____ PROVIDED ENTRIES

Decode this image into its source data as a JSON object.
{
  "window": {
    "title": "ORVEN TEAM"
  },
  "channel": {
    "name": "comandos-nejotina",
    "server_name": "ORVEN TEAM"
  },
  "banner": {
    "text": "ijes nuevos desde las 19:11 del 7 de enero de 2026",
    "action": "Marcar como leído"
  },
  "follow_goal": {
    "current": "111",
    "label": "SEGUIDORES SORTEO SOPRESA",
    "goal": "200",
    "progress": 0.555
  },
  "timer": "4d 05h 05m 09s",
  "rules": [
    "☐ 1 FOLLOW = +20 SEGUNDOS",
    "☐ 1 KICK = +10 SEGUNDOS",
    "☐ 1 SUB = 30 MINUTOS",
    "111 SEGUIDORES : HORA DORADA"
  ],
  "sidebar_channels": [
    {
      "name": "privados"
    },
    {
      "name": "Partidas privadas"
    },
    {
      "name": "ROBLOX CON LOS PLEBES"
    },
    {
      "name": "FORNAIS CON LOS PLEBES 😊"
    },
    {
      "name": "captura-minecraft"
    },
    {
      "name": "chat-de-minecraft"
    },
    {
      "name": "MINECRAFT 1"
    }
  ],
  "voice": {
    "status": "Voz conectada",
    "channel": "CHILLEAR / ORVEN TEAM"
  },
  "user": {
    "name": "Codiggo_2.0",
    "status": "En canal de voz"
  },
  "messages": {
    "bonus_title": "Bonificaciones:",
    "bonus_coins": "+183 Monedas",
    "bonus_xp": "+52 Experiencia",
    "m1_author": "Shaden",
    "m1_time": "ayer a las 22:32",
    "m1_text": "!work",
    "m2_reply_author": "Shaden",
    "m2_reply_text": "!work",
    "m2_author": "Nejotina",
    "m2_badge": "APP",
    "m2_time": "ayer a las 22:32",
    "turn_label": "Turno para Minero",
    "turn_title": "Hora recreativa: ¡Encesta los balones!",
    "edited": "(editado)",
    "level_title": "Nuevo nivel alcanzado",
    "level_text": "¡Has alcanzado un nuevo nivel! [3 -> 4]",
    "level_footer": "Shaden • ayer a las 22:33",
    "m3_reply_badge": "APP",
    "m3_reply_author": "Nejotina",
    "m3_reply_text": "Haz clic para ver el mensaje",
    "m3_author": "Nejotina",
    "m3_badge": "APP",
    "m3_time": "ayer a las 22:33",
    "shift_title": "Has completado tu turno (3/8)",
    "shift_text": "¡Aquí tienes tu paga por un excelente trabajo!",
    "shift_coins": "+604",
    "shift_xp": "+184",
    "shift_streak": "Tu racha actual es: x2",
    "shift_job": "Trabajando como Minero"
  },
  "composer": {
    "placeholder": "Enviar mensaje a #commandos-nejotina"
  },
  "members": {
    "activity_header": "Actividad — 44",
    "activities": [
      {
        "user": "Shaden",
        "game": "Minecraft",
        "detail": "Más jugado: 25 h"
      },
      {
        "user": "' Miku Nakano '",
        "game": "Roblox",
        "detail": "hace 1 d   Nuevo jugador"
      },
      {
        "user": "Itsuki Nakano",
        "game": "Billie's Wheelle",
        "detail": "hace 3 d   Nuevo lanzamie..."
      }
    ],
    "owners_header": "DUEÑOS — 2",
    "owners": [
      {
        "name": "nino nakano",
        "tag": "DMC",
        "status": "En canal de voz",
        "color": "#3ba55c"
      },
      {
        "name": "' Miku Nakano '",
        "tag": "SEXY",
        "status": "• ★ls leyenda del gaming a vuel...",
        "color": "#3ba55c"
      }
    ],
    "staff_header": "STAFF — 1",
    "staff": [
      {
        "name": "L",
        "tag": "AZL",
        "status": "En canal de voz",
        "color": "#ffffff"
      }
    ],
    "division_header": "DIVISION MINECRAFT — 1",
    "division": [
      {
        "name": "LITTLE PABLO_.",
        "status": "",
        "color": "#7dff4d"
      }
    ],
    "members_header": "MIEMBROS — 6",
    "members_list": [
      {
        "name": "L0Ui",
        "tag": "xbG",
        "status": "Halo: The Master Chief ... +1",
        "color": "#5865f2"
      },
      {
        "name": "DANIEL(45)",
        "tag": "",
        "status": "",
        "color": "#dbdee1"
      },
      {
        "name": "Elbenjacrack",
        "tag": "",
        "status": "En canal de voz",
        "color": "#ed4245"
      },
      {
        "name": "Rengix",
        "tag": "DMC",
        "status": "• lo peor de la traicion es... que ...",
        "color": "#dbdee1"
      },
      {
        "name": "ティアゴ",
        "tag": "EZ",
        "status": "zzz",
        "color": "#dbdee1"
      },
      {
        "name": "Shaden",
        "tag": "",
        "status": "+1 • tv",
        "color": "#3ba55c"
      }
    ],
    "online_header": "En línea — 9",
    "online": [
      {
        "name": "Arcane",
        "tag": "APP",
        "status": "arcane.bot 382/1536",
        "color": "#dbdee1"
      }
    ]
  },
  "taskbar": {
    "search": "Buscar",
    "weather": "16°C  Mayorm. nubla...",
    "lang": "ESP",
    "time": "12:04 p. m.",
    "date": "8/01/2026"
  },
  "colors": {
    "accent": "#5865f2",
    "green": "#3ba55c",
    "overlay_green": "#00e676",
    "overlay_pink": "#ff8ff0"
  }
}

________

### EXERCISE OBJECTIVE
Your task is to extract all of the records exactly.

### RIGHT ANSWER
Decode this image into its source data as a JSON object.
{
  "window": {
    "title": "ORVEN TEAM"
  },
  "channel": {
    "name": "comandos-nejotina",
    "server_name": "ORVEN TEAM"
  },
  "banner": {
    "text": "ijes nuevos desde las 19:11 del 7 de enero de 2026",
    "action": "Marcar como leído"
  },
  "follow_goal": {
    "current": "111",
    "label": "SEGUIDORES SORTEO SOPRESA",
    "goal": "200",
    "progress": 0.555
  },
  "timer": "4d 05h 05m 09s",
  "rules": [
    "☐ 1 FOLLOW = +20 SEGUNDOS",
    "☐ 1 KICK = +10 SEGUNDOS",
    "☐ 1 SUB = 30 MINUTOS",
    "111 SEGUIDORES : HORA DORADA"
  ],
  "sidebar_channels": [
    {
      "name": "privados"
    },
    {
      "name": "Partidas privadas"
    },
    {
      "name": "ROBLOX CON LOS PLEBES"
    },
    {
      "name": "FORNAIS CON LOS PLEBES 😊"
    },
    {
      "name": "captura-minecraft"
    },
    {
      "name": "chat-de-minecraft"
    },
    {
      "name": "MINECRAFT 1"
    }
  ],
  "voice": {
    "status": "Voz conectada",
    "channel": "CHILLEAR / ORVEN TEAM"
  },
  "user": {
    "name": "Codiggo_2.0",
    "status": "En canal de voz"
  },
  "messages": {
    "bonus_title": "Bonificaciones:",
    "bonus_coins": "+183 Monedas",
    "bonus_xp": "+52 Experiencia",
    "m1_author": "Shaden",
    "m1_time": "ayer a las 22:32",
    "m1_text": "!work",
    "m2_reply_author": "Shaden",
    "m2_reply_text": "!work",
    "m2_author": "Nejotina",
    "m2_badge": "APP",
    "m2_time": "ayer a las 22:32",
    "turn_label": "Turno para Minero",
    "turn_title": "Hora recreativa: ¡Encesta los balones!",
    "edited": "(editado)",
    "level_title": "Nuevo nivel alcanzado",
    "level_text": "¡Has alcanzado un nuevo nivel! [3 -> 4]",
    "level_footer": "Shaden • ayer a las 22:33",
    "m3_reply_badge": "APP",
    "m3_reply_author": "Nejotina",
    "m3_reply_text": "Haz clic para ver el mensaje",
    "m3_author": "Nejotina",
    "m3_badge": "APP",
    "m3_time": "ayer a las 22:33",
    "shift_title": "Has completado tu turno (3/8)",
    "shift_text": "¡Aquí tienes tu paga por un excelente trabajo!",
    "shift_coins": "+604",
    "shift_xp": "+184",
    "shift_streak": "Tu racha actual es: x2",
    "shift_job": "Trabajando como Minero"
  },
  "composer": {
    "placeholder": "Enviar mensaje a #commandos-nejotina"
  },
  "members": {
    "activity_header": "Actividad — 44",
    "activities": [
      {
        "user": "Shaden",
        "game": "Minecraft",
        "detail": "Más jugado: 25 h"
      },
      {
        "user": "' Miku Nakano '",
        "game": "Roblox",
        "detail": "hace 1 d   Nuevo jugador"
      },
      {
        "user": "Itsuki Nakano",
        "game": "Billie's Wheelle",
        "detail": "hace 3 d   Nuevo lanzamie..."
      }
    ],
    "owners_header": "DUEÑOS — 2",
    "owners": [
      {
        "name": "nino nakano",
        "tag": "DMC",
        "status": "En canal de voz",
        "color": "#3ba55c"
      },
      {
        "name": "' Miku Nakano '",
        "tag": "SEXY",
        "status": "• ★ls leyenda del gaming a vuel...",
        "color": "#3ba55c"
      }
    ],
    "staff_header": "STAFF — 1",
    "staff": [
      {
        "name": "L",
        "tag": "AZL",
        "status": "En canal de voz",
        "color": "#ffffff"
      }
    ],
    "division_header": "DIVISION MINECRAFT — 1",
    "division": [
      {
        "name": "LITTLE PABLO_.",
        "status": "",
        "color": "#7dff4d"
      }
    ],
    "members_header": "MIEMBROS — 6",
    "members_list": [
      {
        "name": "L0Ui",
        "tag": "xbG",
        "status": "Halo: The Master Chief ... +1",
        "color": "#5865f2"
      },
      {
        "name": "DANIEL(45)",
        "tag": "",
        "status": "",
        "color": "#dbdee1"
      },
      {
        "name": "Elbenjacrack",
        "tag": "",
        "status": "En canal de voz",
        "color": "#ed4245"
      },
      {
        "name": "Rengix",
        "tag": "DMC",
        "status": "• lo peor de la traicion es... que ...",
        "color": "#dbdee1"
      },
      {
        "name": "ティアゴ",
        "tag": "EZ",
        "status": "zzz",
        "color": "#dbdee1"
      },
      {
        "name": "Shaden",
        "tag": "",
        "status": "+1 • tv",
        "color": "#3ba55c"
      }
    ],
    "online_header": "En línea — 9",
    "online": [
      {
        "name": "Arcane",
        "tag": "APP",
        "status": "arcane.bot 382/1536",
        "color": "#dbdee1"
      }
    ]
  },
  "taskbar": {
    "search": "Buscar",
    "weather": "16°C  Mayorm. nubla...",
    "lang": "ESP",
    "time": "12:04 p. m.",
    "date": "8/01/2026"
  },
  "colors": {
    "accent": "#5865f2",
    "green": "#3ba55c",
    "overlay_green": "#00e676",
    "overlay_pink": "#ff8ff0"
  }
}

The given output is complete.